■ SET EXERCISE ■
Copy every line from the one containing "Parse this screenshot: output" through the last line of the records below, both included, and nothing else.

Lines of data
* * * * * * *

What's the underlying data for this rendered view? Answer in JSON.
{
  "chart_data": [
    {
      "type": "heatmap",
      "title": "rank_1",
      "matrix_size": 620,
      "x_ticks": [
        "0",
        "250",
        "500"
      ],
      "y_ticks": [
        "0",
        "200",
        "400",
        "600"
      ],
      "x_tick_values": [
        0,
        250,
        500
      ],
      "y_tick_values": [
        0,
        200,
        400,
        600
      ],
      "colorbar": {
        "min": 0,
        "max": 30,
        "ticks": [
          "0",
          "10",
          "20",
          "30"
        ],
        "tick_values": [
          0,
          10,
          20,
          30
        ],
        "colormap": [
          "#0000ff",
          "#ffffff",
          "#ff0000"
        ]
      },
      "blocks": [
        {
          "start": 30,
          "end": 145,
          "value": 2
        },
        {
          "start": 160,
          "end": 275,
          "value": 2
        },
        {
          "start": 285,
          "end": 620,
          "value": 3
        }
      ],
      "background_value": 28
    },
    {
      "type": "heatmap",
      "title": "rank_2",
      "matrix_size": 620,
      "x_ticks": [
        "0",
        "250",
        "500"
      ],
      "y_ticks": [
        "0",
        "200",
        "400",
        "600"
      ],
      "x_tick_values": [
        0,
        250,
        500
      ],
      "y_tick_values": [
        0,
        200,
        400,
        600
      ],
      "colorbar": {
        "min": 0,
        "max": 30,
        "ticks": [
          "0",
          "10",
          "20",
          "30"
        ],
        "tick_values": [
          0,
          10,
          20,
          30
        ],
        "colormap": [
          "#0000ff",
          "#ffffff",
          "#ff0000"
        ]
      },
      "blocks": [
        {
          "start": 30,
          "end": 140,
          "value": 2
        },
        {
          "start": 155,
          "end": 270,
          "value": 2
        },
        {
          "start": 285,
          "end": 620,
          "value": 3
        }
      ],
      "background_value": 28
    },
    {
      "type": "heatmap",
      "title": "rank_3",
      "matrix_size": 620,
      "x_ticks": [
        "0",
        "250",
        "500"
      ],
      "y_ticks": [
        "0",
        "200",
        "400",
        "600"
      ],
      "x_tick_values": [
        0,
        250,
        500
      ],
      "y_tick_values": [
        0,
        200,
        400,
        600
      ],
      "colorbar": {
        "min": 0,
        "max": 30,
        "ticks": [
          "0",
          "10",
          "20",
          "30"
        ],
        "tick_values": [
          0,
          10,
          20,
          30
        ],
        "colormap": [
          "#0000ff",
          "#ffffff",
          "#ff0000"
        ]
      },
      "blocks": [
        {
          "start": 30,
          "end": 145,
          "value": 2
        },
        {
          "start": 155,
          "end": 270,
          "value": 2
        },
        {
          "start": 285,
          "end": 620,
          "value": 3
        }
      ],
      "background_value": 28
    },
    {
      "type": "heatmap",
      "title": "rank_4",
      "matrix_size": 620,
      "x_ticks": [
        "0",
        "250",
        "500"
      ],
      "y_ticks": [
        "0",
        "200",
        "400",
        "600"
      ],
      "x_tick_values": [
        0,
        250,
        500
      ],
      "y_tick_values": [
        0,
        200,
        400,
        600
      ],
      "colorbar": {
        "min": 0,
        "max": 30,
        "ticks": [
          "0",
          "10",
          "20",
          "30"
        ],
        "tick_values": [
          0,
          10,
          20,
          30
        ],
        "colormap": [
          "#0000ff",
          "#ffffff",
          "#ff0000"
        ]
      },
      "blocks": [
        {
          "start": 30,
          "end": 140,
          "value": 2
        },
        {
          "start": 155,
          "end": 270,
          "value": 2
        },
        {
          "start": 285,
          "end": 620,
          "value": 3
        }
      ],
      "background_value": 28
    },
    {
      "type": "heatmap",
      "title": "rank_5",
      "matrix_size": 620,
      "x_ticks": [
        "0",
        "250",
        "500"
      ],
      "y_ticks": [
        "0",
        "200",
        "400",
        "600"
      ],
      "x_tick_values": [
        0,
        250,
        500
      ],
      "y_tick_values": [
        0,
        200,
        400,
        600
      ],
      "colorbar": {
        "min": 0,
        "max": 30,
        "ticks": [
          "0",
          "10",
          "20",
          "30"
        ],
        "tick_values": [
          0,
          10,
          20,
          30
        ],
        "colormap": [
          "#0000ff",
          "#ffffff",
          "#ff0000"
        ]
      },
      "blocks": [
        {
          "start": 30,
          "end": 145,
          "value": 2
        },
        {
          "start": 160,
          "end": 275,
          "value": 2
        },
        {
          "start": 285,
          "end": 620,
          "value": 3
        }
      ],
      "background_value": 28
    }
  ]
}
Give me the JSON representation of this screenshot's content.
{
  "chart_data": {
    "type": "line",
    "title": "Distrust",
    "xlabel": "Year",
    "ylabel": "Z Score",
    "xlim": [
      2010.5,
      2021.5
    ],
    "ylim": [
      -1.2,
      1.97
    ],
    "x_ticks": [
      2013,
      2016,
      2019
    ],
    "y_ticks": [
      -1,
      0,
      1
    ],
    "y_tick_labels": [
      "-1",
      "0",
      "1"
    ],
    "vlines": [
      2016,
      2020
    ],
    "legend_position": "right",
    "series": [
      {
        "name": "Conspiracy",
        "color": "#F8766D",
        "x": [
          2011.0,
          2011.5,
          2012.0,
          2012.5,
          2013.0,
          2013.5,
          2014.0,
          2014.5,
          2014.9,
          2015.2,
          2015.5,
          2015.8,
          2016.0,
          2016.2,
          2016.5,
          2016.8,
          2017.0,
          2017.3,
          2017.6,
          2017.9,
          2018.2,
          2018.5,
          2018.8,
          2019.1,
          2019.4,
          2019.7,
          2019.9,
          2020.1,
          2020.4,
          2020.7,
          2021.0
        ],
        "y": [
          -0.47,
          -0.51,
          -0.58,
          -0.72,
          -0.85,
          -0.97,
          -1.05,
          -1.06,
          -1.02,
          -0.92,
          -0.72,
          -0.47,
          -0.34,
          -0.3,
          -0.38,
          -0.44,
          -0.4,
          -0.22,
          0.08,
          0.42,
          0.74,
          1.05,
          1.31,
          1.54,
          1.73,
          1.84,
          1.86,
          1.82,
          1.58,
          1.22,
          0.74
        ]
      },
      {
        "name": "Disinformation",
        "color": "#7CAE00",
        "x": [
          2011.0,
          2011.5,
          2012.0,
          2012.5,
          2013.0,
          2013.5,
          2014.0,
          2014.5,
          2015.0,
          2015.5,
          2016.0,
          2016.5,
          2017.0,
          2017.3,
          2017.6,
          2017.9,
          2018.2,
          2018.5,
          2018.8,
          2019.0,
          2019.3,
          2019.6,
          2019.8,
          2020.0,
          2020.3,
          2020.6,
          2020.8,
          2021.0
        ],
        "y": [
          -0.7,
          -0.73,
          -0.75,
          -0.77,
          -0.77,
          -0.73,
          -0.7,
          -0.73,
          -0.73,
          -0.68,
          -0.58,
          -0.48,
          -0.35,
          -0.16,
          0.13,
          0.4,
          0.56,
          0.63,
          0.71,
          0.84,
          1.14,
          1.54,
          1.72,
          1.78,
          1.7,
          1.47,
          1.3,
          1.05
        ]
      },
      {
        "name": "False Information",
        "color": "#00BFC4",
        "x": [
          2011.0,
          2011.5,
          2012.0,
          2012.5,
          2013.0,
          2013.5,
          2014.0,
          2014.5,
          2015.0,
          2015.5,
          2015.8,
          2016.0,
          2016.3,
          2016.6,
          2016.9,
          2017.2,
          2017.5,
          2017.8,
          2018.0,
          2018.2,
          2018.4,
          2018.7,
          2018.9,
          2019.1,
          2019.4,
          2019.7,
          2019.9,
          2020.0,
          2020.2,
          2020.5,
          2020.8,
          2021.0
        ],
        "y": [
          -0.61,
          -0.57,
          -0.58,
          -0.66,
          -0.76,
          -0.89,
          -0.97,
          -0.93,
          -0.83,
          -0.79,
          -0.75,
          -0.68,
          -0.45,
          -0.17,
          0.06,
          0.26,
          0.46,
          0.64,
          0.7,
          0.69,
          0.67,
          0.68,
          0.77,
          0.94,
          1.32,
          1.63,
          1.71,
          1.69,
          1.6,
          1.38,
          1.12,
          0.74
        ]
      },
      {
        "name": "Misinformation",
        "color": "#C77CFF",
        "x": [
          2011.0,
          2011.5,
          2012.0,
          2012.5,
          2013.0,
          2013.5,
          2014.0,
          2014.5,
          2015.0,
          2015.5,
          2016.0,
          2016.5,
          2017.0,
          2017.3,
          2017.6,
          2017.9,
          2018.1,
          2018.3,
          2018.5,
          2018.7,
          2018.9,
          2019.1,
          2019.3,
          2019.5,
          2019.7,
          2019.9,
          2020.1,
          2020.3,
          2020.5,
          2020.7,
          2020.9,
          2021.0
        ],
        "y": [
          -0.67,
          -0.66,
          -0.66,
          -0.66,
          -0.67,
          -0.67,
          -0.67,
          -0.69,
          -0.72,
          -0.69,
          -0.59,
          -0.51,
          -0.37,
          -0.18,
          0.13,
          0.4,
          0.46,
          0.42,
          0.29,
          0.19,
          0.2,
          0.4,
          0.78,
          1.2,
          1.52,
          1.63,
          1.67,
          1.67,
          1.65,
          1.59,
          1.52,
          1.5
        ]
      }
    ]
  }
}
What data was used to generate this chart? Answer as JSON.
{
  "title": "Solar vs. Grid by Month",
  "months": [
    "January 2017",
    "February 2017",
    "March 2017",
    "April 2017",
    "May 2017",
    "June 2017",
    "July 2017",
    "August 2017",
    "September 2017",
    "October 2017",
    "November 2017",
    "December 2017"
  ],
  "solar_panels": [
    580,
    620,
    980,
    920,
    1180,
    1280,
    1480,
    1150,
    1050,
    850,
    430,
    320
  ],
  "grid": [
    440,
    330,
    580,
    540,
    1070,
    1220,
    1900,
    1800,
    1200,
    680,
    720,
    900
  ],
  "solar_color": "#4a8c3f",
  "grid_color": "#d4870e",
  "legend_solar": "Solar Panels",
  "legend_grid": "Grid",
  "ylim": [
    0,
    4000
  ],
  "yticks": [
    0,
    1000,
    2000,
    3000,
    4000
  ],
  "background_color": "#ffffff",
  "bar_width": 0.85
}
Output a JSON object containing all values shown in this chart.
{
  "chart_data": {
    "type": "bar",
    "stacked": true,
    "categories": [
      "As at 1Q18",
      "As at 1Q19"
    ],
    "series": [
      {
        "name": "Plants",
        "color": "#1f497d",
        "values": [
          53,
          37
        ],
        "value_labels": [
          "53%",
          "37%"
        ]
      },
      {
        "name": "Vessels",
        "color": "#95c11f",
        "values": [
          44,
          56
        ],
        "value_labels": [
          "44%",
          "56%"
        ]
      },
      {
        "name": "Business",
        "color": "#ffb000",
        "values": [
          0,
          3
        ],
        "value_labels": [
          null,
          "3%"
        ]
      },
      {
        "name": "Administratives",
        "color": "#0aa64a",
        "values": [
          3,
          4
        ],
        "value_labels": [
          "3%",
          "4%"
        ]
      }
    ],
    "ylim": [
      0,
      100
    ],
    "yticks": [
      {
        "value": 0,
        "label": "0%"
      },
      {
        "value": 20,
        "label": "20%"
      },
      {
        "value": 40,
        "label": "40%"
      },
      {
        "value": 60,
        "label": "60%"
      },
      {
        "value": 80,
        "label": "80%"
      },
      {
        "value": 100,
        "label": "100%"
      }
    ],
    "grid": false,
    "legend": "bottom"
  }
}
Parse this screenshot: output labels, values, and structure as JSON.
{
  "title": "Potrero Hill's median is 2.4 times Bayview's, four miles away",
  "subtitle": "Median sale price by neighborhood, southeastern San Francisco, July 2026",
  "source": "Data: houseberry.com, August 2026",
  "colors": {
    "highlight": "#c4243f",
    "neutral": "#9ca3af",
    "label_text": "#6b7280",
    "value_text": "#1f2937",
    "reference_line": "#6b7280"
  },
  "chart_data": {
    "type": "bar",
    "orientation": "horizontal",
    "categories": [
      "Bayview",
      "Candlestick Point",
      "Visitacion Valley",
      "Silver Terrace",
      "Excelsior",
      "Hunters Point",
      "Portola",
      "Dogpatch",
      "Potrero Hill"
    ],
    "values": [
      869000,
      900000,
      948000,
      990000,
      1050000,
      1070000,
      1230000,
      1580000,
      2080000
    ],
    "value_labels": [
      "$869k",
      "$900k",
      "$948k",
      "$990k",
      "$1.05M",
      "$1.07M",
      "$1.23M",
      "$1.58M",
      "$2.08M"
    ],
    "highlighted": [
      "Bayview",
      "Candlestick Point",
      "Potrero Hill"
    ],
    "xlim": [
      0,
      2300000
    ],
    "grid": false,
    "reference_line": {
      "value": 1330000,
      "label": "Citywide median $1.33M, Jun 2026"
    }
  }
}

* * * * * * *

■ ANSWER TO THIS EXERCISE ■
Parse this screenshot: output labels, values, and structure as JSON.
{
  "title": "Potrero Hill's median is 2.4 times Bayview's, four miles away",
  "subtitle": "Median sale price by neighborhood, southeastern San Francisco, July 2026",
  "source": "Data: houseberry.com, August 2026",
  "colors": {
    "highlight": "#c4243f",
    "neutral": "#9ca3af",
    "label_text": "#6b7280",
    "value_text": "#1f2937",
    "reference_line": "#6b7280"
  },
  "chart_data": {
    "type": "bar",
    "orientation": "horizontal",
    "categories": [
      "Bayview",
      "Candlestick Point",
      "Visitacion Valley",
      "Silver Terrace",
      "Excelsior",
      "Hunters Point",
      "Portola",
      "Dogpatch",
      "Potrero Hill"
    ],
    "values": [
      869000,
      900000,
      948000,
      990000,
      1050000,
      1070000,
      1230000,
      1580000,
      2080000
    ],
    "value_labels": [
      "$869k",
      "$900k",
      "$948k",
      "$990k",
      "$1.05M",
      "$1.07M",
      "$1.23M",
      "$1.58M",
      "$2.08M"
    ],
    "highlighted": [
      "Bayview",
      "Candlestick Point",
      "Potrero Hill"
    ],
    "xlim": [
      0,
      2300000
    ],
    "grid": false,
    "reference_line": {
      "value": 1330000,
      "label": "Citywide median $1.33M, Jun 2026"
    }
  }
}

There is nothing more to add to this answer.